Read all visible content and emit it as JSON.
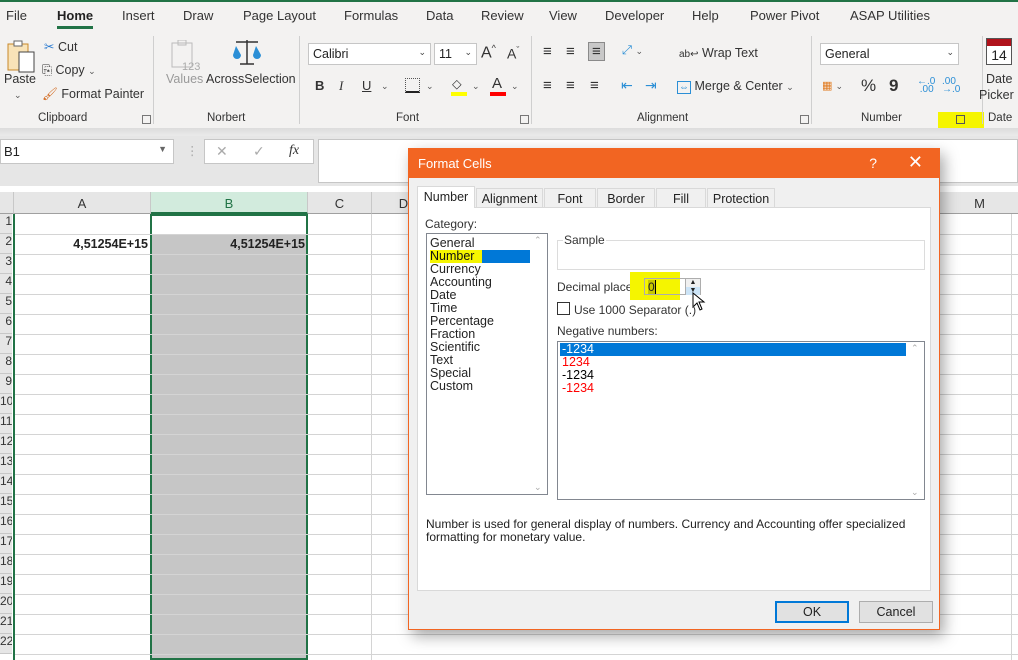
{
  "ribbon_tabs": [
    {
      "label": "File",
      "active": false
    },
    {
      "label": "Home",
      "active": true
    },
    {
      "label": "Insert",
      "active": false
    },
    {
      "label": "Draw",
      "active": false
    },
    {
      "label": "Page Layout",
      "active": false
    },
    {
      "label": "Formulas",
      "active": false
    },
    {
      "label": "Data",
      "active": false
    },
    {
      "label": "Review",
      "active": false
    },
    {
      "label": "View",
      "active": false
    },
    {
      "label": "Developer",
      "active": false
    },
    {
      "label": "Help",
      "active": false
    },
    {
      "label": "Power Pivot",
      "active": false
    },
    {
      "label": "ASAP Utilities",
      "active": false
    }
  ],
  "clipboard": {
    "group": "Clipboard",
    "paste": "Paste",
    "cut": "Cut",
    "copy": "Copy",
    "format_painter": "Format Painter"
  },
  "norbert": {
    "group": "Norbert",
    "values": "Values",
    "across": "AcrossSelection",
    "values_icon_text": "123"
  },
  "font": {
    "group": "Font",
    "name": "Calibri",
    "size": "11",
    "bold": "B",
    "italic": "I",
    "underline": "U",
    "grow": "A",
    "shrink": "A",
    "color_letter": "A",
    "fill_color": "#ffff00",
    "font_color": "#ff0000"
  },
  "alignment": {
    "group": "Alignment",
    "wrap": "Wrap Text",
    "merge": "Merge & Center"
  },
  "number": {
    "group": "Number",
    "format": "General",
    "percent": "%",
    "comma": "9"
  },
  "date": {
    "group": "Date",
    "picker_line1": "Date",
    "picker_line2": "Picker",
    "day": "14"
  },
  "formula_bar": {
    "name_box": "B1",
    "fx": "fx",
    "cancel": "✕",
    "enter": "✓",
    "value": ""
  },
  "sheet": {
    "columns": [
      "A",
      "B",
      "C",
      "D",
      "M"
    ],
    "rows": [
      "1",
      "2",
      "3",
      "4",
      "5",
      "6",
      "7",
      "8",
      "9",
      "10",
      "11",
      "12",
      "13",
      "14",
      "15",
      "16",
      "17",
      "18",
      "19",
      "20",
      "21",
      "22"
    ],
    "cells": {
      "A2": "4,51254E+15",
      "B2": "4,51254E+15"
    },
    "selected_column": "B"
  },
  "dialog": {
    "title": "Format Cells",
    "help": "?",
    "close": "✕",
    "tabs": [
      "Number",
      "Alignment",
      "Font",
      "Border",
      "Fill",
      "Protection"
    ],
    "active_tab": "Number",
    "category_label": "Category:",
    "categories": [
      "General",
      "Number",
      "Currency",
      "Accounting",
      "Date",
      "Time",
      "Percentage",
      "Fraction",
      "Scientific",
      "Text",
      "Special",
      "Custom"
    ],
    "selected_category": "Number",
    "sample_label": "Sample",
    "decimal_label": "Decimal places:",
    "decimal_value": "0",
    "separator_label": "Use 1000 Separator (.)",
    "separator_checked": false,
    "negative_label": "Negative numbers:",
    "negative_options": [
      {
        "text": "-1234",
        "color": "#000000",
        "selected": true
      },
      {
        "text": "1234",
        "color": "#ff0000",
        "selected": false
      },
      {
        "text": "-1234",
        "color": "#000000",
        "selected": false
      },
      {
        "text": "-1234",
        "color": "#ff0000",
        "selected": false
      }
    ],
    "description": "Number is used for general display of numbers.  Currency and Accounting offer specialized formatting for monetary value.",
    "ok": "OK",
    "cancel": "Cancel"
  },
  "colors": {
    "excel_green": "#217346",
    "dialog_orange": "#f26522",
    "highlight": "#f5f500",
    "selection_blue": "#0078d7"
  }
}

###

#### Problem details:
From the data above, write out everything exactly except the pictures.

#### Written solution:
Read all visible content and emit it as JSON.
{
  "ribbon_tabs": [
    {
      "label": "File",
      "active": false
    },
    {
      "label": "Home",
      "active": true
    },
    {
      "label": "Insert",
      "active": false
    },
    {
      "label": "Draw",
      "active": false
    },
    {
      "label": "Page Layout",
      "active": false
    },
    {
      "label": "Formulas",
      "active": false
    },
    {
      "label": "Data",
      "active": false
    },
    {
      "label": "Review",
      "active": false
    },
    {
      "label": "View",
      "active": false
    },
    {
      "label": "Developer",
      "active": false
    },
    {
      "label": "Help",
      "active": false
    },
    {
      "label": "Power Pivot",
      "active": false
    },
    {
      "label": "ASAP Utilities",
      "active": false
    }
  ],
  "clipboard": {
    "group": "Clipboard",
    "paste": "Paste",
    "cut": "Cut",
    "copy": "Copy",
    "format_painter": "Format Painter"
  },
  "norbert": {
    "group": "Norbert",
    "values": "Values",
    "across": "AcrossSelection",
    "values_icon_text": "123"
  },
  "font": {
    "group": "Font",
    "name": "Calibri",
    "size": "11",
    "bold": "B",
    "italic": "I",
    "underline": "U",
    "grow": "A",
    "shrink": "A",
    "color_letter": "A",
    "fill_color": "#ffff00",
    "font_color": "#ff0000"
  },
  "alignment": {
    "group": "Alignment",
    "wrap": "Wrap Text",
    "merge": "Merge & Center"
  },
  "number": {
    "group": "Number",
    "format": "General",
    "percent": "%",
    "comma": "9"
  },
  "date": {
    "group": "Date",
    "picker_line1": "Date",
    "picker_line2": "Picker",
    "day": "14"
  },
  "formula_bar": {
    "name_box": "B1",
    "fx": "fx",
    "cancel": "✕",
    "enter": "✓",
    "value": ""
  },
  "sheet": {
    "columns": [
      "A",
      "B",
      "C",
      "D",
      "M"
    ],
    "rows": [
      "1",
      "2",
      "3",
      "4",
      "5",
      "6",
      "7",
      "8",
      "9",
      "10",
      "11",
      "12",
      "13",
      "14",
      "15",
      "16",
      "17",
      "18",
      "19",
      "20",
      "21",
      "22"
    ],
    "cells": {
      "A2": "4,51254E+15",
      "B2": "4,51254E+15"
    },
    "selected_column": "B"
  },
  "dialog": {
    "title": "Format Cells",
    "help": "?",
    "close": "✕",
    "tabs": [
      "Number",
      "Alignment",
      "Font",
      "Border",
      "Fill",
      "Protection"
    ],
    "active_tab": "Number",
    "category_label": "Category:",
    "categories": [
      "General",
      "Number",
      "Currency",
      "Accounting",
      "Date",
      "Time",
      "Percentage",
      "Fraction",
      "Scientific",
      "Text",
      "Special",
      "Custom"
    ],
    "selected_category": "Number",
    "sample_label": "Sample",
    "decimal_label": "Decimal places:",
    "decimal_value": "0",
    "separator_label": "Use 1000 Separator (.)",
    "separator_checked": false,
    "negative_label": "Negative numbers:",
    "negative_options": [
      {
        "text": "-1234",
        "color": "#000000",
        "selected": true
      },
      {
        "text": "1234",
        "color": "#ff0000",
        "selected": false
      },
      {
        "text": "-1234",
        "color": "#000000",
        "selected": false
      },
      {
        "text": "-1234",
        "color": "#ff0000",
        "selected": false
      }
    ],
    "description": "Number is used for general display of numbers.  Currency and Accounting offer specialized formatting for monetary value.",
    "ok": "OK",
    "cancel": "Cancel"
  },
  "colors": {
    "excel_green": "#217346",
    "dialog_orange": "#f26522",
    "highlight": "#f5f500",
    "selection_blue": "#0078d7"
  }
}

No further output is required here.